# [RECORDS SUPPLIED]
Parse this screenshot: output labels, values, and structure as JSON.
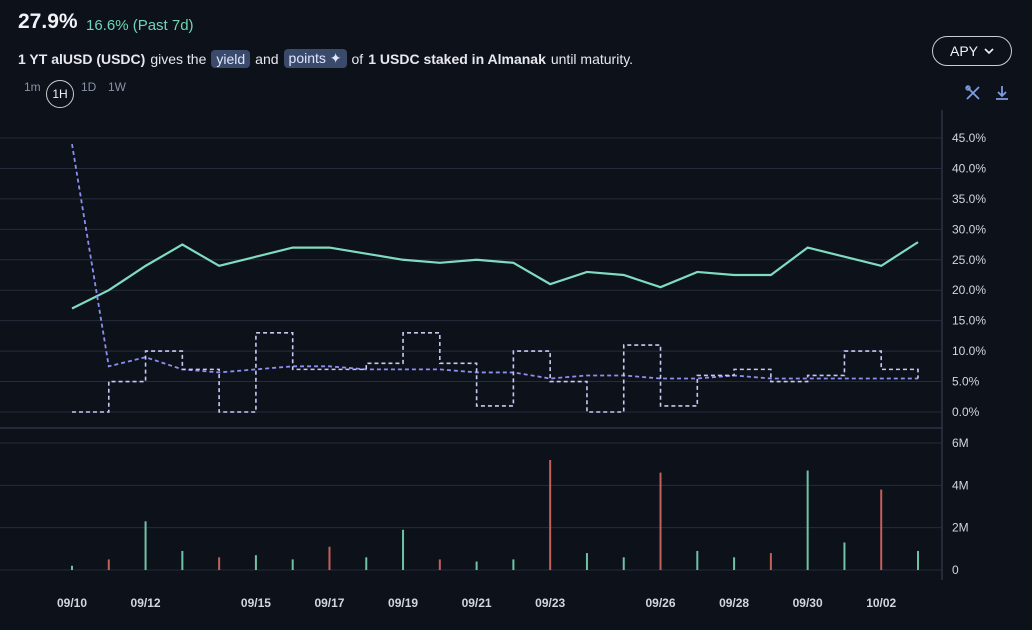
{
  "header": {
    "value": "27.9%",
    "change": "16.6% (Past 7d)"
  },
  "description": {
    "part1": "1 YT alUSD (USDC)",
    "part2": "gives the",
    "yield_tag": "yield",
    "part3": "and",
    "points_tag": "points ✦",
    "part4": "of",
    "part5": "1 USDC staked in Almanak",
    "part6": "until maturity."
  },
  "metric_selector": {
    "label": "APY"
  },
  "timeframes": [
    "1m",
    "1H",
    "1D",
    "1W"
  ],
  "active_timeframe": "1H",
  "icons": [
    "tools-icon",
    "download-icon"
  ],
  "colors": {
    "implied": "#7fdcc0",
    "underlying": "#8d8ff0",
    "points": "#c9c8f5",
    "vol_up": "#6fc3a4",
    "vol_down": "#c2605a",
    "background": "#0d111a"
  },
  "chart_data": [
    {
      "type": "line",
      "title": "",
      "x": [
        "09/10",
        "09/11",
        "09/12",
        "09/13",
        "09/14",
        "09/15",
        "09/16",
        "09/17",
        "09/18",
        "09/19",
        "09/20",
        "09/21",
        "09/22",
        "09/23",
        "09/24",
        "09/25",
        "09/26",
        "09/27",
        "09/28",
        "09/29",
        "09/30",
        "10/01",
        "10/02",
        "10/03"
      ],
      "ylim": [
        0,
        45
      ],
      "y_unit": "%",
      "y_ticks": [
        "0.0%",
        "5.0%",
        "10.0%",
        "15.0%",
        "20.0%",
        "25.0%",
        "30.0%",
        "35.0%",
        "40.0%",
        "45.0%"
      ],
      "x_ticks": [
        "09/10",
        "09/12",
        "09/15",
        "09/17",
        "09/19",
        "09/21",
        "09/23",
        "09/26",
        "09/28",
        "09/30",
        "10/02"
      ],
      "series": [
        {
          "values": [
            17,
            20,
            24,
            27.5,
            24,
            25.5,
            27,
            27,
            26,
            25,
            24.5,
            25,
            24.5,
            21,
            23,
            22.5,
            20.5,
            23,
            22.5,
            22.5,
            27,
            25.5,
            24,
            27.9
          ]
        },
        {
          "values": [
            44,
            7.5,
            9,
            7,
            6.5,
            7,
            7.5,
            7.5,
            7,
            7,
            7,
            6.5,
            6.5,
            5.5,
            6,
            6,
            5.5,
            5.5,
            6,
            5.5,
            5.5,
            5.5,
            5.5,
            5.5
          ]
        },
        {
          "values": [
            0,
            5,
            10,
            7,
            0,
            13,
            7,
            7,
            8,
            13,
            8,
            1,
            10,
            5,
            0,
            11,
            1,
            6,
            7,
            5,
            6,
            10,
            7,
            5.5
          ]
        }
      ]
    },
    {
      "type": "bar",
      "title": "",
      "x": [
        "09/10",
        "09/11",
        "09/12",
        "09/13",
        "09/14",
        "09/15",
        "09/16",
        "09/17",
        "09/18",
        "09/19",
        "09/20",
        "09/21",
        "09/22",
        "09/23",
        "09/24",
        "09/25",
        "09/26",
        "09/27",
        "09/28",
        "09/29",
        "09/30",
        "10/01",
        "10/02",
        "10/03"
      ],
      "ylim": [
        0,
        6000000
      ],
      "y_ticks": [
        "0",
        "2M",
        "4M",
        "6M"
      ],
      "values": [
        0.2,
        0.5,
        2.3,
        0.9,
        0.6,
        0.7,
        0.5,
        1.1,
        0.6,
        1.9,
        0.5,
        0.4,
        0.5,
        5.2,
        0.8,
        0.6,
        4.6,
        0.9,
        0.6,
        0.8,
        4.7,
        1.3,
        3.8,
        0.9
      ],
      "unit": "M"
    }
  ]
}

# [INSTRUCTIONS TO FOLLOW]
Copy each line of the records above that carries the word "USDC".

# [SOLUTION TO THE PROBLEM]
    "part1": "1 YT alUSD (USDC)",
    "part5": "1 USDC staked in Almanak",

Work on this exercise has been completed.